§ GIVEN EXERCISE:
Find the lines holding the string "marker" in the data, then copy all of them.

Items from a dataset
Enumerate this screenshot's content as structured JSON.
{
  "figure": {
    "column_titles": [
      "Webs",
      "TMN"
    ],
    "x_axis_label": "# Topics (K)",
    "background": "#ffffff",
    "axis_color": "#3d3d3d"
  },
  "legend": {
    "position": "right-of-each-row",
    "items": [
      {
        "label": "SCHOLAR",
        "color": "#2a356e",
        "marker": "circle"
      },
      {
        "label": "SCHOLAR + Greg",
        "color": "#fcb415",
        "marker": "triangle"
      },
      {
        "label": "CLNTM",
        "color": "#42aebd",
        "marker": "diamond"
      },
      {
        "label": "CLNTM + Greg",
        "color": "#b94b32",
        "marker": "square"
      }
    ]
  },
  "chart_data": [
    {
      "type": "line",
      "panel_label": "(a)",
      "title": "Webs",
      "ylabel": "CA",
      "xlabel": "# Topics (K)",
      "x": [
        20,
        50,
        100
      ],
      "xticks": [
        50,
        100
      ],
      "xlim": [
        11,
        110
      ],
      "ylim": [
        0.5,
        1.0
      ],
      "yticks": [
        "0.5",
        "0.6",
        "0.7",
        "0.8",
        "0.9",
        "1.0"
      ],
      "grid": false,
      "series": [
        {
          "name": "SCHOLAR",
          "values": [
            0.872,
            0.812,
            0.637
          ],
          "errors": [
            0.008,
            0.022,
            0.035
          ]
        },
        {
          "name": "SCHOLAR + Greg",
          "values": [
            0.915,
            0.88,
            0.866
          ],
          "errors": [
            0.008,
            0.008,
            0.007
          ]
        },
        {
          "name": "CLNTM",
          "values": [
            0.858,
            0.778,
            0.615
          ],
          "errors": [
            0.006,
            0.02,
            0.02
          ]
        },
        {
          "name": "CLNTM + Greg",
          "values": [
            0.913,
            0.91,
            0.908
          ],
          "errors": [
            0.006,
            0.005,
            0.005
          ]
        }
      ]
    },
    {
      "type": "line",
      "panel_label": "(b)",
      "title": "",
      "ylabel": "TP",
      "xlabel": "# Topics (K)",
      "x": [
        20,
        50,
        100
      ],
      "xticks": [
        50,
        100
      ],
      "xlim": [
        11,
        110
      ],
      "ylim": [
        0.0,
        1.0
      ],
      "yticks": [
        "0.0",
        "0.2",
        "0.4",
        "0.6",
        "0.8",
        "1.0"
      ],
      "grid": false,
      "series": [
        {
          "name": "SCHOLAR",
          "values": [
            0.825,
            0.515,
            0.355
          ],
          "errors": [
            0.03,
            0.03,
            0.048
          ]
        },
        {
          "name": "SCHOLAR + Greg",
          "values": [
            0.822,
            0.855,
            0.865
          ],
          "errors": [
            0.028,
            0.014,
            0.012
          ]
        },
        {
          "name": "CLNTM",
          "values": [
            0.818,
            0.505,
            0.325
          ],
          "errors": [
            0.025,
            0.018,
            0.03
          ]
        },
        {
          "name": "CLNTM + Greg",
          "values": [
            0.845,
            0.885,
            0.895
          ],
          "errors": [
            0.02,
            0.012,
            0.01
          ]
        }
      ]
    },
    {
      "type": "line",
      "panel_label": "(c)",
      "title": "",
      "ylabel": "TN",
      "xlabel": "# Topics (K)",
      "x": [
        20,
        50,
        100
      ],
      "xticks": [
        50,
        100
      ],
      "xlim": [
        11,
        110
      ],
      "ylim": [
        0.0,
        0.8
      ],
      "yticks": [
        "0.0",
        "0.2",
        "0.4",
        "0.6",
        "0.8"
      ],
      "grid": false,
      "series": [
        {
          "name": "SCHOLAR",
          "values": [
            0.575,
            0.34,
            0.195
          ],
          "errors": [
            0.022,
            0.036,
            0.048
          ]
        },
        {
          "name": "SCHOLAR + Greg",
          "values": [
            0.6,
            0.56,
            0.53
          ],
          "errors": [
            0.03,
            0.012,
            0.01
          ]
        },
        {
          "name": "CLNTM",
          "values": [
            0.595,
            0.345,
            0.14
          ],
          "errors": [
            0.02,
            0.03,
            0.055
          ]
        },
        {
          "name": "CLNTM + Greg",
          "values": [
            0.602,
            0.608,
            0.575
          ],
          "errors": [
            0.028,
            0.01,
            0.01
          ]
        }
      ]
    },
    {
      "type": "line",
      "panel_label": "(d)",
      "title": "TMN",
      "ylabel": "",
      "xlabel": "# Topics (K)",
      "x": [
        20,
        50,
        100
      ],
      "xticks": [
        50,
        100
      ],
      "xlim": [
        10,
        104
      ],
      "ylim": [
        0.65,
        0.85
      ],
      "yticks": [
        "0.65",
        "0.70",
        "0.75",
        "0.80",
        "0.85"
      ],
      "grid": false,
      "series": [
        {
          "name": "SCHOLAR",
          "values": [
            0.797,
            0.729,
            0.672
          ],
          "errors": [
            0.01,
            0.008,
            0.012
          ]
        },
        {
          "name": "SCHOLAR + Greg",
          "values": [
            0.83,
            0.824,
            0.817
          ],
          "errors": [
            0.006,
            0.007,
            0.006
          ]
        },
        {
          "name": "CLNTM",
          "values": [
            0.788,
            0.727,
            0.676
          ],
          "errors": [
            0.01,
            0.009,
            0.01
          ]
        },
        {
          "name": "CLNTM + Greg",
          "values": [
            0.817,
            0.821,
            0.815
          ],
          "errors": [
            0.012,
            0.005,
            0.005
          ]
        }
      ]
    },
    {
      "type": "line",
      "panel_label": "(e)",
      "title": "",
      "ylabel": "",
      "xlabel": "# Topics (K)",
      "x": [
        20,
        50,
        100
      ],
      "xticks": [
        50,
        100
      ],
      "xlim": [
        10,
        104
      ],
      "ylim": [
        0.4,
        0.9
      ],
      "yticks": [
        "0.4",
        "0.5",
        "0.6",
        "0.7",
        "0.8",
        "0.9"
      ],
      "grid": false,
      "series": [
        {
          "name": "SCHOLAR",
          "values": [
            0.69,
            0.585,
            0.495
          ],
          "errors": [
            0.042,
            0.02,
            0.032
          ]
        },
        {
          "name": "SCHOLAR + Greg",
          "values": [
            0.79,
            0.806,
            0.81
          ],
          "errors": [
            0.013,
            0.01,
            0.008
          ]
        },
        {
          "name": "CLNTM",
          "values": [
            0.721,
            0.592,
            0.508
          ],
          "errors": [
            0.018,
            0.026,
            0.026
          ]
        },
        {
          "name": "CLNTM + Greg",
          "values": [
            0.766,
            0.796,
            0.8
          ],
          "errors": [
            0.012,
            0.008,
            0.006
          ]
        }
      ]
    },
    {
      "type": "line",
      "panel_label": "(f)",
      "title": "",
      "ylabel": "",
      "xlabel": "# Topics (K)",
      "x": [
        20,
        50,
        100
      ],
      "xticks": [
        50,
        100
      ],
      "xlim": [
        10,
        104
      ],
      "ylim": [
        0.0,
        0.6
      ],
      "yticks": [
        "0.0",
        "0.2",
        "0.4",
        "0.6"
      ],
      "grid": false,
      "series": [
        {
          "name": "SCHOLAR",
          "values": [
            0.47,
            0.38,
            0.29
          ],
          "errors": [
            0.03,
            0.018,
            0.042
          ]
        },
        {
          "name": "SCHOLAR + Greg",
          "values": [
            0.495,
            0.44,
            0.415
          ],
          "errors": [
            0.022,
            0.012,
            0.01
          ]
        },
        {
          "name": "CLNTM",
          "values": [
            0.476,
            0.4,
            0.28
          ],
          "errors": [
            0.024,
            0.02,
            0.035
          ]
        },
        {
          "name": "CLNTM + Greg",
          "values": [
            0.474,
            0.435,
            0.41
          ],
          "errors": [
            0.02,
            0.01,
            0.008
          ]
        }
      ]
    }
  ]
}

§ RESPONSE TO THIS TASK:
        "marker": "circle"
        "marker": "triangle"
        "marker": "diamond"
        "marker": "square"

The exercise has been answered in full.